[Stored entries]
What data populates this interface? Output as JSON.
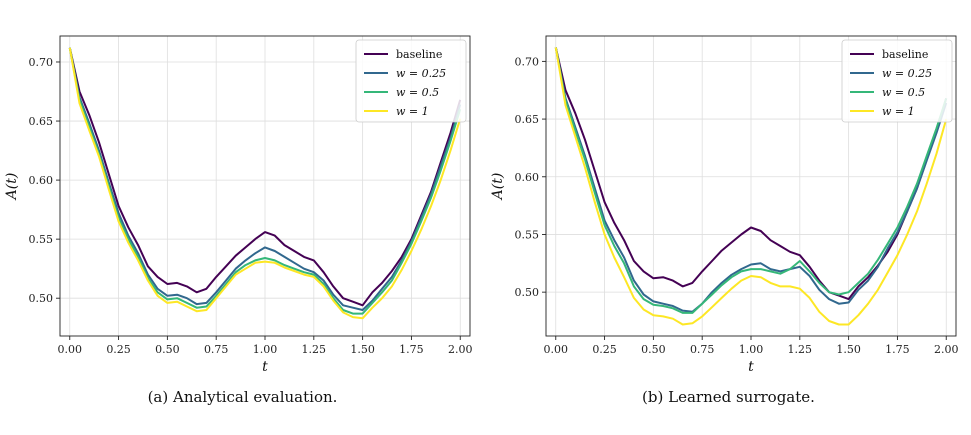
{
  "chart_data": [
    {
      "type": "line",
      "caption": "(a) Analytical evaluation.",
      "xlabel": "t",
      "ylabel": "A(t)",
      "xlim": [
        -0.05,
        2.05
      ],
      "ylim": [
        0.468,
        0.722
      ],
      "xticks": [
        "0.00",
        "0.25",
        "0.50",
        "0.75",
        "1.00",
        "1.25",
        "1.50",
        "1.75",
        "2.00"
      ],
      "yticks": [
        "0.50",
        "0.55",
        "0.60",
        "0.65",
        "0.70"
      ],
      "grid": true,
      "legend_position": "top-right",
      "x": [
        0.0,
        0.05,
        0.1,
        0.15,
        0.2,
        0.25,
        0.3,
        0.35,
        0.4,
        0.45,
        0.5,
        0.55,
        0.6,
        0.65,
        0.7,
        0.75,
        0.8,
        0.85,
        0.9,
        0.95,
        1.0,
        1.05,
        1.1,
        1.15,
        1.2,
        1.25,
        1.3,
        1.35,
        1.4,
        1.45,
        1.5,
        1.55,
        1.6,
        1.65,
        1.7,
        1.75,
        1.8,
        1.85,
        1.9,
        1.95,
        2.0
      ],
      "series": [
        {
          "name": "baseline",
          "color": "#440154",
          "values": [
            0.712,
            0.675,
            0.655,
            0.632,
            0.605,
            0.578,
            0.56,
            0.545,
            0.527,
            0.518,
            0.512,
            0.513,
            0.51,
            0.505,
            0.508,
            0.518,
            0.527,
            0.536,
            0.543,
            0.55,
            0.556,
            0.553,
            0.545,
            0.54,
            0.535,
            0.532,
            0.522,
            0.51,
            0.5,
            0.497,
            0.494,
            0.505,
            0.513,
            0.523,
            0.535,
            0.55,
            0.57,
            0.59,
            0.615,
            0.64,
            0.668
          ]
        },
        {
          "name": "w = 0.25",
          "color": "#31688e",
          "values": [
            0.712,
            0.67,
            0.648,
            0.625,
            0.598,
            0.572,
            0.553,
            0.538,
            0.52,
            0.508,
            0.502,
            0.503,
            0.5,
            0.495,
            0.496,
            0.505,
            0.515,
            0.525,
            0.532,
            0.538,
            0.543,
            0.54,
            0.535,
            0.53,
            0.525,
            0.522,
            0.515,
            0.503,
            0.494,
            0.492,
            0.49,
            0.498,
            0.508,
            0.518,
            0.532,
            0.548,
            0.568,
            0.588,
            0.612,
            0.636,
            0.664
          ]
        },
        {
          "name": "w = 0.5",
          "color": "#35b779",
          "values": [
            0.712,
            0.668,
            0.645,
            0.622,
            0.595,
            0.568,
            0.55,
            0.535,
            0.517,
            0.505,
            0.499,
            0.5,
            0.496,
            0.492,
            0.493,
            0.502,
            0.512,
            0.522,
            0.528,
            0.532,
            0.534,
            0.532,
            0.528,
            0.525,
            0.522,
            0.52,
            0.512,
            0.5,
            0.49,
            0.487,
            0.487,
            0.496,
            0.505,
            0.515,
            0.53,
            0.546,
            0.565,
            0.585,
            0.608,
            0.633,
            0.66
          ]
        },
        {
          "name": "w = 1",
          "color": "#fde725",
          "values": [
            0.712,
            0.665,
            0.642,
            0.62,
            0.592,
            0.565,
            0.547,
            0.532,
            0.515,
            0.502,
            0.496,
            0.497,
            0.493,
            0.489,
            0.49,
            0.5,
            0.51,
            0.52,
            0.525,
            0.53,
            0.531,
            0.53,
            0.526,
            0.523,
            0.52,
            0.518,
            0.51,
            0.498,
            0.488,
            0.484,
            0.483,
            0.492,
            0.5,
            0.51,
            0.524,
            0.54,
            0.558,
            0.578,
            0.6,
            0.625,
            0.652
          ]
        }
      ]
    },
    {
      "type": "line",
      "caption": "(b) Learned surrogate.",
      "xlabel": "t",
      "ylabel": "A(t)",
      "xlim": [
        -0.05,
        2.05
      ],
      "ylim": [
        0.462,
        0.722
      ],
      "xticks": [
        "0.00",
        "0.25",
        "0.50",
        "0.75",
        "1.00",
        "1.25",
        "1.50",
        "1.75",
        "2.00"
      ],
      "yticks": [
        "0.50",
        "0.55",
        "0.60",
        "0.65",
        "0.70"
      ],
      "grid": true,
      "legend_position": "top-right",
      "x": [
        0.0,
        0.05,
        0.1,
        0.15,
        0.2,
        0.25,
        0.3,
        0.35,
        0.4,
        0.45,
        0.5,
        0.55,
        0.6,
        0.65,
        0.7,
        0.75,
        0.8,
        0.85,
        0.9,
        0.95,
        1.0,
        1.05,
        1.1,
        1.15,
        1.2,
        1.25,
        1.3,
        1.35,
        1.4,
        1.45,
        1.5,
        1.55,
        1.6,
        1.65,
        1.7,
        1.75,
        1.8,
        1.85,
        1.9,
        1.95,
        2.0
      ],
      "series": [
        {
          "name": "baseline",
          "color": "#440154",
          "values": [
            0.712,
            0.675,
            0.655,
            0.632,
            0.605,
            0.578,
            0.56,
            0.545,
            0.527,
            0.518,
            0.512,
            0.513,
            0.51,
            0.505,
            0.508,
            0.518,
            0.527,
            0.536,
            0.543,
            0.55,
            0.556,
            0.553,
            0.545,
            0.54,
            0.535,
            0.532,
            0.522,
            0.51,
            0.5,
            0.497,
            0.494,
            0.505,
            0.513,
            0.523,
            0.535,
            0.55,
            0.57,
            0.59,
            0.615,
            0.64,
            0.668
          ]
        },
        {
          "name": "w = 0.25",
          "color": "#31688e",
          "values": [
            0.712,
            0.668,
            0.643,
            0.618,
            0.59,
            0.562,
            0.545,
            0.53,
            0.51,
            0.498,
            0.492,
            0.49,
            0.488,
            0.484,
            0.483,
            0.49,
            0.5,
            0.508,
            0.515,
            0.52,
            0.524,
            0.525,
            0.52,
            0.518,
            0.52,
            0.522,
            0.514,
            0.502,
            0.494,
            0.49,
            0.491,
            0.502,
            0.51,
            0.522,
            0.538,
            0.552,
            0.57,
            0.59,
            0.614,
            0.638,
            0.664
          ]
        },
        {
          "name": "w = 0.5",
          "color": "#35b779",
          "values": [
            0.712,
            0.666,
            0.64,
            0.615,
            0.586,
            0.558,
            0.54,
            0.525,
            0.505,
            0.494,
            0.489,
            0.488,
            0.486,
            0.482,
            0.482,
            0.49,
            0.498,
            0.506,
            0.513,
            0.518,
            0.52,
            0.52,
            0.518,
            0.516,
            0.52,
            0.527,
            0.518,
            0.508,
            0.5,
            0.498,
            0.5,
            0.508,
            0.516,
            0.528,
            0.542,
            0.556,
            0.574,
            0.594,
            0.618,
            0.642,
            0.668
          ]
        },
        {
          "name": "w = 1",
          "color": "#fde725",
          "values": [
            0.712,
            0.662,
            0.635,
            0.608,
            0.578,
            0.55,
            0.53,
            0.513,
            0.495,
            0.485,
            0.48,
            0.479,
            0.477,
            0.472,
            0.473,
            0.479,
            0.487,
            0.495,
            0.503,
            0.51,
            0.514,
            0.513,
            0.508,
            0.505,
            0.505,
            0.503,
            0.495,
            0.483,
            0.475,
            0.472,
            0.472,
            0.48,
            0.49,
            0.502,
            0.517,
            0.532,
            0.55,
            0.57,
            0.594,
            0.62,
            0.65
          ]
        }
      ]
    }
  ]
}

AIM ▸
In your copy of the listing above, reproduce each line exactly and omit all pictures.

ANSWER IN FULL ▸
What data populates this interface? Output as JSON.
{
  "chart_data": [
    {
      "type": "line",
      "caption": "(a) Analytical evaluation.",
      "xlabel": "t",
      "ylabel": "A(t)",
      "xlim": [
        -0.05,
        2.05
      ],
      "ylim": [
        0.468,
        0.722
      ],
      "xticks": [
        "0.00",
        "0.25",
        "0.50",
        "0.75",
        "1.00",
        "1.25",
        "1.50",
        "1.75",
        "2.00"
      ],
      "yticks": [
        "0.50",
        "0.55",
        "0.60",
        "0.65",
        "0.70"
      ],
      "grid": true,
      "legend_position": "top-right",
      "x": [
        0.0,
        0.05,
        0.1,
        0.15,
        0.2,
        0.25,
        0.3,
        0.35,
        0.4,
        0.45,
        0.5,
        0.55,
        0.6,
        0.65,
        0.7,
        0.75,
        0.8,
        0.85,
        0.9,
        0.95,
        1.0,
        1.05,
        1.1,
        1.15,
        1.2,
        1.25,
        1.3,
        1.35,
        1.4,
        1.45,
        1.5,
        1.55,
        1.6,
        1.65,
        1.7,
        1.75,
        1.8,
        1.85,
        1.9,
        1.95,
        2.0
      ],
      "series": [
        {
          "name": "baseline",
          "color": "#440154",
          "values": [
            0.712,
            0.675,
            0.655,
            0.632,
            0.605,
            0.578,
            0.56,
            0.545,
            0.527,
            0.518,
            0.512,
            0.513,
            0.51,
            0.505,
            0.508,
            0.518,
            0.527,
            0.536,
            0.543,
            0.55,
            0.556,
            0.553,
            0.545,
            0.54,
            0.535,
            0.532,
            0.522,
            0.51,
            0.5,
            0.497,
            0.494,
            0.505,
            0.513,
            0.523,
            0.535,
            0.55,
            0.57,
            0.59,
            0.615,
            0.64,
            0.668
          ]
        },
        {
          "name": "w = 0.25",
          "color": "#31688e",
          "values": [
            0.712,
            0.67,
            0.648,
            0.625,
            0.598,
            0.572,
            0.553,
            0.538,
            0.52,
            0.508,
            0.502,
            0.503,
            0.5,
            0.495,
            0.496,
            0.505,
            0.515,
            0.525,
            0.532,
            0.538,
            0.543,
            0.54,
            0.535,
            0.53,
            0.525,
            0.522,
            0.515,
            0.503,
            0.494,
            0.492,
            0.49,
            0.498,
            0.508,
            0.518,
            0.532,
            0.548,
            0.568,
            0.588,
            0.612,
            0.636,
            0.664
          ]
        },
        {
          "name": "w = 0.5",
          "color": "#35b779",
          "values": [
            0.712,
            0.668,
            0.645,
            0.622,
            0.595,
            0.568,
            0.55,
            0.535,
            0.517,
            0.505,
            0.499,
            0.5,
            0.496,
            0.492,
            0.493,
            0.502,
            0.512,
            0.522,
            0.528,
            0.532,
            0.534,
            0.532,
            0.528,
            0.525,
            0.522,
            0.52,
            0.512,
            0.5,
            0.49,
            0.487,
            0.487,
            0.496,
            0.505,
            0.515,
            0.53,
            0.546,
            0.565,
            0.585,
            0.608,
            0.633,
            0.66
          ]
        },
        {
          "name": "w = 1",
          "color": "#fde725",
          "values": [
            0.712,
            0.665,
            0.642,
            0.62,
            0.592,
            0.565,
            0.547,
            0.532,
            0.515,
            0.502,
            0.496,
            0.497,
            0.493,
            0.489,
            0.49,
            0.5,
            0.51,
            0.52,
            0.525,
            0.53,
            0.531,
            0.53,
            0.526,
            0.523,
            0.52,
            0.518,
            0.51,
            0.498,
            0.488,
            0.484,
            0.483,
            0.492,
            0.5,
            0.51,
            0.524,
            0.54,
            0.558,
            0.578,
            0.6,
            0.625,
            0.652
          ]
        }
      ]
    },
    {
      "type": "line",
      "caption": "(b) Learned surrogate.",
      "xlabel": "t",
      "ylabel": "A(t)",
      "xlim": [
        -0.05,
        2.05
      ],
      "ylim": [
        0.462,
        0.722
      ],
      "xticks": [
        "0.00",
        "0.25",
        "0.50",
        "0.75",
        "1.00",
        "1.25",
        "1.50",
        "1.75",
        "2.00"
      ],
      "yticks": [
        "0.50",
        "0.55",
        "0.60",
        "0.65",
        "0.70"
      ],
      "grid": true,
      "legend_position": "top-right",
      "x": [
        0.0,
        0.05,
        0.1,
        0.15,
        0.2,
        0.25,
        0.3,
        0.35,
        0.4,
        0.45,
        0.5,
        0.55,
        0.6,
        0.65,
        0.7,
        0.75,
        0.8,
        0.85,
        0.9,
        0.95,
        1.0,
        1.05,
        1.1,
        1.15,
        1.2,
        1.25,
        1.3,
        1.35,
        1.4,
        1.45,
        1.5,
        1.55,
        1.6,
        1.65,
        1.7,
        1.75,
        1.8,
        1.85,
        1.9,
        1.95,
        2.0
      ],
      "series": [
        {
          "name": "baseline",
          "color": "#440154",
          "values": [
            0.712,
            0.675,
            0.655,
            0.632,
            0.605,
            0.578,
            0.56,
            0.545,
            0.527,
            0.518,
            0.512,
            0.513,
            0.51,
            0.505,
            0.508,
            0.518,
            0.527,
            0.536,
            0.543,
            0.55,
            0.556,
            0.553,
            0.545,
            0.54,
            0.535,
            0.532,
            0.522,
            0.51,
            0.5,
            0.497,
            0.494,
            0.505,
            0.513,
            0.523,
            0.535,
            0.55,
            0.57,
            0.59,
            0.615,
            0.64,
            0.668
          ]
        },
        {
          "name": "w = 0.25",
          "color": "#31688e",
          "values": [
            0.712,
            0.668,
            0.643,
            0.618,
            0.59,
            0.562,
            0.545,
            0.53,
            0.51,
            0.498,
            0.492,
            0.49,
            0.488,
            0.484,
            0.483,
            0.49,
            0.5,
            0.508,
            0.515,
            0.52,
            0.524,
            0.525,
            0.52,
            0.518,
            0.52,
            0.522,
            0.514,
            0.502,
            0.494,
            0.49,
            0.491,
            0.502,
            0.51,
            0.522,
            0.538,
            0.552,
            0.57,
            0.59,
            0.614,
            0.638,
            0.664
          ]
        },
        {
          "name": "w = 0.5",
          "color": "#35b779",
          "values": [
            0.712,
            0.666,
            0.64,
            0.615,
            0.586,
            0.558,
            0.54,
            0.525,
            0.505,
            0.494,
            0.489,
            0.488,
            0.486,
            0.482,
            0.482,
            0.49,
            0.498,
            0.506,
            0.513,
            0.518,
            0.52,
            0.52,
            0.518,
            0.516,
            0.52,
            0.527,
            0.518,
            0.508,
            0.5,
            0.498,
            0.5,
            0.508,
            0.516,
            0.528,
            0.542,
            0.556,
            0.574,
            0.594,
            0.618,
            0.642,
            0.668
          ]
        },
        {
          "name": "w = 1",
          "color": "#fde725",
          "values": [
            0.712,
            0.662,
            0.635,
            0.608,
            0.578,
            0.55,
            0.53,
            0.513,
            0.495,
            0.485,
            0.48,
            0.479,
            0.477,
            0.472,
            0.473,
            0.479,
            0.487,
            0.495,
            0.503,
            0.51,
            0.514,
            0.513,
            0.508,
            0.505,
            0.505,
            0.503,
            0.495,
            0.483,
            0.475,
            0.472,
            0.472,
            0.48,
            0.49,
            0.502,
            0.517,
            0.532,
            0.55,
            0.57,
            0.594,
            0.62,
            0.65
          ]
        }
      ]
    }
  ]
}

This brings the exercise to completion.